Request >> Each entry below should be reproduced character for character.

Dataset records
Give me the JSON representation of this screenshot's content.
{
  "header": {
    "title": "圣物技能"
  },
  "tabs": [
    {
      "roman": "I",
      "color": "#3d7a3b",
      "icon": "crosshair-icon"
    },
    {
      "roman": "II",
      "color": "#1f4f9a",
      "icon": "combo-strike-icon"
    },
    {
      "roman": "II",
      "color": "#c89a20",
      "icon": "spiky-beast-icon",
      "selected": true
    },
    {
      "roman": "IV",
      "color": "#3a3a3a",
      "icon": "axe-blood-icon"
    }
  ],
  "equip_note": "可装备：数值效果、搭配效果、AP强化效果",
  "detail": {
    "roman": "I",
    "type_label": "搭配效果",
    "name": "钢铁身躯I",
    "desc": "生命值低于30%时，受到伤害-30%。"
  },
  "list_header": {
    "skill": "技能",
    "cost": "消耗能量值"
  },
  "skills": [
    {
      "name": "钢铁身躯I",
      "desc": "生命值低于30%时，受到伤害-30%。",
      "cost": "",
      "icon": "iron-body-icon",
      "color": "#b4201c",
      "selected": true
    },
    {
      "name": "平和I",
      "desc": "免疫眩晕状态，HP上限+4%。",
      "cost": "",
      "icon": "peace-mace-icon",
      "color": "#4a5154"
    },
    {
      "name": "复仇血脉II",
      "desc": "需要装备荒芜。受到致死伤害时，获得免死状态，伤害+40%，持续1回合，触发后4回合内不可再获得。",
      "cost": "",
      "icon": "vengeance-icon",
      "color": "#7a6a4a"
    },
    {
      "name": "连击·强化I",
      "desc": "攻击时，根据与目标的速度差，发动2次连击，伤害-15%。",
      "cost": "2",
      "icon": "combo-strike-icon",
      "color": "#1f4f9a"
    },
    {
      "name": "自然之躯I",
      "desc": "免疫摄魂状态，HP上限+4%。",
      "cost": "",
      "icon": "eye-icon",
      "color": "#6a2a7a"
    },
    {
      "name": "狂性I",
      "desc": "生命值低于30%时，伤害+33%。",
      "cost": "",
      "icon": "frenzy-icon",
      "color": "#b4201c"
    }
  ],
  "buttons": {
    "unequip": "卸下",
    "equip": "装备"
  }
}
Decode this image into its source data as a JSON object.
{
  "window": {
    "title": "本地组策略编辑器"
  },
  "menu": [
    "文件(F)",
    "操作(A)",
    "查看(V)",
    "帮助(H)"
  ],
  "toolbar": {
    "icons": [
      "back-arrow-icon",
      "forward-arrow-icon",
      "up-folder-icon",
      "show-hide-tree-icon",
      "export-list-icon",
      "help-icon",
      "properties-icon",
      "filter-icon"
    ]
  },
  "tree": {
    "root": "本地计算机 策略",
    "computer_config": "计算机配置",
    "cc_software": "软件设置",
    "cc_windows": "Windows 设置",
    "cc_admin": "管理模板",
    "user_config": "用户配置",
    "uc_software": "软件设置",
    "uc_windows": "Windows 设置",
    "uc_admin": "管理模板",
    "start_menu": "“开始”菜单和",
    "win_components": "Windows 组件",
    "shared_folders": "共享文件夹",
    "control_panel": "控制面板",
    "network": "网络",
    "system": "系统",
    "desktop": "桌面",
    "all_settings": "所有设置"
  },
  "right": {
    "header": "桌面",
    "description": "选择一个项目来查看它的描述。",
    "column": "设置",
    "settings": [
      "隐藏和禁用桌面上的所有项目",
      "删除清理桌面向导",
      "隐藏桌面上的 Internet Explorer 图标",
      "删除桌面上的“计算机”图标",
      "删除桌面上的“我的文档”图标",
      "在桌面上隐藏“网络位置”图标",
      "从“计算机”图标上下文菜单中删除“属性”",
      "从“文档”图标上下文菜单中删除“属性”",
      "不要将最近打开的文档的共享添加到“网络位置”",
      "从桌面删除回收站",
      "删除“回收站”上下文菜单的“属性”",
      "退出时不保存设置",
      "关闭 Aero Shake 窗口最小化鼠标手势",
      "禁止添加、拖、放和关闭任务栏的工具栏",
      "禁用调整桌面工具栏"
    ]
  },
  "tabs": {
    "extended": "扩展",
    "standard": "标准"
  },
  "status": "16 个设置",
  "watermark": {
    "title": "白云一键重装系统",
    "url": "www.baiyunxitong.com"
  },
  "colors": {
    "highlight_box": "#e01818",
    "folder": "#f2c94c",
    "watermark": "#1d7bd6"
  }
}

Result >>
Give me the JSON representation of this screenshot's content.
{
  "header": {
    "title": "圣物技能"
  },
  "tabs": [
    {
      "roman": "I",
      "color": "#3d7a3b",
      "icon": "crosshair-icon"
    },
    {
      "roman": "II",
      "color": "#1f4f9a",
      "icon": "combo-strike-icon"
    },
    {
      "roman": "II",
      "color": "#c89a20",
      "icon": "spiky-beast-icon",
      "selected": true
    },
    {
      "roman": "IV",
      "color": "#3a3a3a",
      "icon": "axe-blood-icon"
    }
  ],
  "equip_note": "可装备：数值效果、搭配效果、AP强化效果",
  "detail": {
    "roman": "I",
    "type_label": "搭配效果",
    "name": "钢铁身躯I",
    "desc": "生命值低于30%时，受到伤害-30%。"
  },
  "list_header": {
    "skill": "技能",
    "cost": "消耗能量值"
  },
  "skills": [
    {
      "name": "钢铁身躯I",
      "desc": "生命值低于30%时，受到伤害-30%。",
      "cost": "",
      "icon": "iron-body-icon",
      "color": "#b4201c",
      "selected": true
    },
    {
      "name": "平和I",
      "desc": "免疫眩晕状态，HP上限+4%。",
      "cost": "",
      "icon": "peace-mace-icon",
      "color": "#4a5154"
    },
    {
      "name": "复仇血脉II",
      "desc": "需要装备荒芜。受到致死伤害时，获得免死状态，伤害+40%，持续1回合，触发后4回合内不可再获得。",
      "cost": "",
      "icon": "vengeance-icon",
      "color": "#7a6a4a"
    },
    {
      "name": "连击·强化I",
      "desc": "攻击时，根据与目标的速度差，发动2次连击，伤害-15%。",
      "cost": "2",
      "icon": "combo-strike-icon",
      "color": "#1f4f9a"
    },
    {
      "name": "自然之躯I",
      "desc": "免疫摄魂状态，HP上限+4%。",
      "cost": "",
      "icon": "eye-icon",
      "color": "#6a2a7a"
    },
    {
      "name": "狂性I",
      "desc": "生命值低于30%时，伤害+33%。",
      "cost": "",
      "icon": "frenzy-icon",
      "color": "#b4201c"
    }
  ],
  "buttons": {
    "unequip": "卸下",
    "equip": "装备"
  }
}
Decode this image into its source data as a JSON object.
{
  "window": {
    "title": "本地组策略编辑器"
  },
  "menu": [
    "文件(F)",
    "操作(A)",
    "查看(V)",
    "帮助(H)"
  ],
  "toolbar": {
    "icons": [
      "back-arrow-icon",
      "forward-arrow-icon",
      "up-folder-icon",
      "show-hide-tree-icon",
      "export-list-icon",
      "help-icon",
      "properties-icon",
      "filter-icon"
    ]
  },
  "tree": {
    "root": "本地计算机 策略",
    "computer_config": "计算机配置",
    "cc_software": "软件设置",
    "cc_windows": "Windows 设置",
    "cc_admin": "管理模板",
    "user_config": "用户配置",
    "uc_software": "软件设置",
    "uc_windows": "Windows 设置",
    "uc_admin": "管理模板",
    "start_menu": "“开始”菜单和",
    "win_components": "Windows 组件",
    "shared_folders": "共享文件夹",
    "control_panel": "控制面板",
    "network": "网络",
    "system": "系统",
    "desktop": "桌面",
    "all_settings": "所有设置"
  },
  "right": {
    "header": "桌面",
    "description": "选择一个项目来查看它的描述。",
    "column": "设置",
    "settings": [
      "隐藏和禁用桌面上的所有项目",
      "删除清理桌面向导",
      "隐藏桌面上的 Internet Explorer 图标",
      "删除桌面上的“计算机”图标",
      "删除桌面上的“我的文档”图标",
      "在桌面上隐藏“网络位置”图标",
      "从“计算机”图标上下文菜单中删除“属性”",
      "从“文档”图标上下文菜单中删除“属性”",
      "不要将最近打开的文档的共享添加到“网络位置”",
      "从桌面删除回收站",
      "删除“回收站”上下文菜单的“属性”",
      "退出时不保存设置",
      "关闭 Aero Shake 窗口最小化鼠标手势",
      "禁止添加、拖、放和关闭任务栏的工具栏",
      "禁用调整桌面工具栏"
    ]
  },
  "tabs": {
    "extended": "扩展",
    "standard": "标准"
  },
  "status": "16 个设置",
  "watermark": {
    "title": "白云一键重装系统",
    "url": "www.baiyunxitong.com"
  },
  "colors": {
    "highlight_box": "#e01818",
    "folder": "#f2c94c",
    "watermark": "#1d7bd6"
  }
}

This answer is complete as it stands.